(Position data for each item)
* * *

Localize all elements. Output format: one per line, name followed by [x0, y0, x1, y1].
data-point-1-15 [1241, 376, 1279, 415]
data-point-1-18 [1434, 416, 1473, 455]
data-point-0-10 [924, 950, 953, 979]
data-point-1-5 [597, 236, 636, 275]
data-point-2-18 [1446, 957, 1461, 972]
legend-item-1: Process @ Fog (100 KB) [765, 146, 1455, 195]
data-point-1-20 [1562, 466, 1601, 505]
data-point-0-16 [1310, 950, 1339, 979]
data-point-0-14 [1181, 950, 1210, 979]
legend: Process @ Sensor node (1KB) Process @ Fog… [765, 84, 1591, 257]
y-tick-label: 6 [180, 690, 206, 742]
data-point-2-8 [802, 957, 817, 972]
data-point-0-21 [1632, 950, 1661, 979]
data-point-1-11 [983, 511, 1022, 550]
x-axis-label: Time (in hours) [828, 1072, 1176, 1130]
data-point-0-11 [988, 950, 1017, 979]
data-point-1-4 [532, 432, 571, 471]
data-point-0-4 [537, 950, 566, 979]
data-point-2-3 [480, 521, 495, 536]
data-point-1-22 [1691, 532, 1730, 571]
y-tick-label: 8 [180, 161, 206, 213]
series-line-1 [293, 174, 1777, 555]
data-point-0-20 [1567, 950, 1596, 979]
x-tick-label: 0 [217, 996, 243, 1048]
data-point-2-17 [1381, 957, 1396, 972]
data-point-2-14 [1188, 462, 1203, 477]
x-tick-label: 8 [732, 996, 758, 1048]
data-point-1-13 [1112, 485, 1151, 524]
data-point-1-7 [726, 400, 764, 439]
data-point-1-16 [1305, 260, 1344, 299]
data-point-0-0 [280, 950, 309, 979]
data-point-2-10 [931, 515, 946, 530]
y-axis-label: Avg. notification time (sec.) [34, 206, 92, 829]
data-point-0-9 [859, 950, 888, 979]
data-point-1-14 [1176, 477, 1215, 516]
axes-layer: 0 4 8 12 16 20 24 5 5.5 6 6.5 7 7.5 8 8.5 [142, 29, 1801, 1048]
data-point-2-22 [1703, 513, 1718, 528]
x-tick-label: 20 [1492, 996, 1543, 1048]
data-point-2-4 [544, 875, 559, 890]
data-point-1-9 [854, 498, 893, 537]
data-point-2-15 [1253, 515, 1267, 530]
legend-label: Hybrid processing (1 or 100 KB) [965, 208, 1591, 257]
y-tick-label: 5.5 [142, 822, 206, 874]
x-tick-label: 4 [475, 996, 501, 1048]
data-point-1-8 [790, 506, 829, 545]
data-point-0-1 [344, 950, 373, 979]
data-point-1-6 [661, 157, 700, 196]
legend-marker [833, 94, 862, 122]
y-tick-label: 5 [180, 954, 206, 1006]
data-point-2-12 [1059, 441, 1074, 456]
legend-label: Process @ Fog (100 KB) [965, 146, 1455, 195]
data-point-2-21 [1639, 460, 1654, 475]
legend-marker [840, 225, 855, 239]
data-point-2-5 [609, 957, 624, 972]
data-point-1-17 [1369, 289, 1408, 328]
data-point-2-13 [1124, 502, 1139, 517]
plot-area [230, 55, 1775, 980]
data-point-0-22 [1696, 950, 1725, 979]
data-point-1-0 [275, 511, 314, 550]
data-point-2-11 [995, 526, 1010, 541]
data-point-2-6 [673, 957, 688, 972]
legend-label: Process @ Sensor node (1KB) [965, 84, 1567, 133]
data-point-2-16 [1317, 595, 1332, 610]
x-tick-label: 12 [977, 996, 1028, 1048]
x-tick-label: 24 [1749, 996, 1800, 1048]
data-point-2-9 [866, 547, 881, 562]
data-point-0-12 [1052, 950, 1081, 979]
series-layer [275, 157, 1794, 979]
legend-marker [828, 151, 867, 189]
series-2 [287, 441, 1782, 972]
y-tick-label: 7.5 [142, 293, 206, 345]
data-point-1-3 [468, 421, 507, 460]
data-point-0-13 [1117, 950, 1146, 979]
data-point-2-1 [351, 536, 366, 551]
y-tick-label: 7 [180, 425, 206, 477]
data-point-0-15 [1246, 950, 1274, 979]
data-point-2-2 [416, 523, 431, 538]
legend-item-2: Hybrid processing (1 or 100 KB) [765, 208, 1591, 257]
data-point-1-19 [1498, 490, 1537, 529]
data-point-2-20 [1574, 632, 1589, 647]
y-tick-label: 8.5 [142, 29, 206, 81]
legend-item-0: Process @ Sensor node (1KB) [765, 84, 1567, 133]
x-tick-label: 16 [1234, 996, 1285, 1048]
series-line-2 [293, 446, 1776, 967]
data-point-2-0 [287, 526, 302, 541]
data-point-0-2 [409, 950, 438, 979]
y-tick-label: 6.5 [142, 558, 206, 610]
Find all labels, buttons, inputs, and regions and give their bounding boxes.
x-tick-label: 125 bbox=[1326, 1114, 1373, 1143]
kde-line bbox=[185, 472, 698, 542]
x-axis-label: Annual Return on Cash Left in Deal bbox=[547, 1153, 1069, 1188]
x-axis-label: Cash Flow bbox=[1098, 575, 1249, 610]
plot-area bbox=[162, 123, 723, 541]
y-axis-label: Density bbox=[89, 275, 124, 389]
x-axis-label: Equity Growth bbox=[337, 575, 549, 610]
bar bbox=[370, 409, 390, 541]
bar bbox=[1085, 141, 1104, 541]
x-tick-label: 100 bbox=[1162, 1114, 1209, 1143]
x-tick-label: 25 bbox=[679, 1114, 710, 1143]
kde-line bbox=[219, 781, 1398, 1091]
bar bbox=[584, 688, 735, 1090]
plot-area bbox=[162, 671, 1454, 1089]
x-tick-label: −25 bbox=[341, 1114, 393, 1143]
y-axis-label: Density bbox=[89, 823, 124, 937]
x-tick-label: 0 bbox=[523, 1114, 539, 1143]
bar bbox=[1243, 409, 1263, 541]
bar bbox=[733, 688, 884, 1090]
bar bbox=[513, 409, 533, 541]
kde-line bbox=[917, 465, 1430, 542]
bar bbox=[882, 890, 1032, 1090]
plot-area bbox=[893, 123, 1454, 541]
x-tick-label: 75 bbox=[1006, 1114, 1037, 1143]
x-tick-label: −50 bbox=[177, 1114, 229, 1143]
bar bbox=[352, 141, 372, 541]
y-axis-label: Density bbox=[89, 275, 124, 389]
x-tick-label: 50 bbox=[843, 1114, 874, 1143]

* * *

GOAL — Copy out the lines from the first one through the line that contains "data-point-1-8 [790, 506, 829, 545]", keeping each line unchanged and including that last line.

WRITTEN RESPONSE —
Localize all elements. Output format: one per line, name followed by [x0, y0, x1, y1].
data-point-1-15 [1241, 376, 1279, 415]
data-point-1-18 [1434, 416, 1473, 455]
data-point-0-10 [924, 950, 953, 979]
data-point-1-5 [597, 236, 636, 275]
data-point-2-18 [1446, 957, 1461, 972]
legend-item-1: Process @ Fog (100 KB) [765, 146, 1455, 195]
data-point-1-20 [1562, 466, 1601, 505]
data-point-0-16 [1310, 950, 1339, 979]
data-point-0-14 [1181, 950, 1210, 979]
legend: Process @ Sensor node (1KB) Process @ Fog… [765, 84, 1591, 257]
y-tick-label: 6 [180, 690, 206, 742]
data-point-2-8 [802, 957, 817, 972]
data-point-0-21 [1632, 950, 1661, 979]
data-point-1-11 [983, 511, 1022, 550]
x-axis-label: Time (in hours) [828, 1072, 1176, 1130]
data-point-0-11 [988, 950, 1017, 979]
data-point-1-4 [532, 432, 571, 471]
data-point-0-4 [537, 950, 566, 979]
data-point-2-3 [480, 521, 495, 536]
data-point-1-22 [1691, 532, 1730, 571]
y-tick-label: 8 [180, 161, 206, 213]
series-line-1 [293, 174, 1777, 555]
data-point-0-20 [1567, 950, 1596, 979]
x-tick-label: 0 [217, 996, 243, 1048]
data-point-2-17 [1381, 957, 1396, 972]
data-point-2-14 [1188, 462, 1203, 477]
x-tick-label: 8 [732, 996, 758, 1048]
data-point-1-13 [1112, 485, 1151, 524]
data-point-1-7 [726, 400, 764, 439]
data-point-1-16 [1305, 260, 1344, 299]
data-point-0-0 [280, 950, 309, 979]
data-point-2-10 [931, 515, 946, 530]
y-axis-label: Avg. notification time (sec.) [34, 206, 92, 829]
data-point-0-9 [859, 950, 888, 979]
data-point-1-14 [1176, 477, 1215, 516]
axes-layer: 0 4 8 12 16 20 24 5 5.5 6 6.5 7 7.5 8 8.5 [142, 29, 1801, 1048]
data-point-2-22 [1703, 513, 1718, 528]
x-tick-label: 20 [1492, 996, 1543, 1048]
data-point-2-4 [544, 875, 559, 890]
data-point-1-9 [854, 498, 893, 537]
data-point-2-15 [1253, 515, 1267, 530]
legend-label: Hybrid processing (1 or 100 KB) [965, 208, 1591, 257]
y-tick-label: 5.5 [142, 822, 206, 874]
x-tick-label: 4 [475, 996, 501, 1048]
data-point-1-8 [790, 506, 829, 545]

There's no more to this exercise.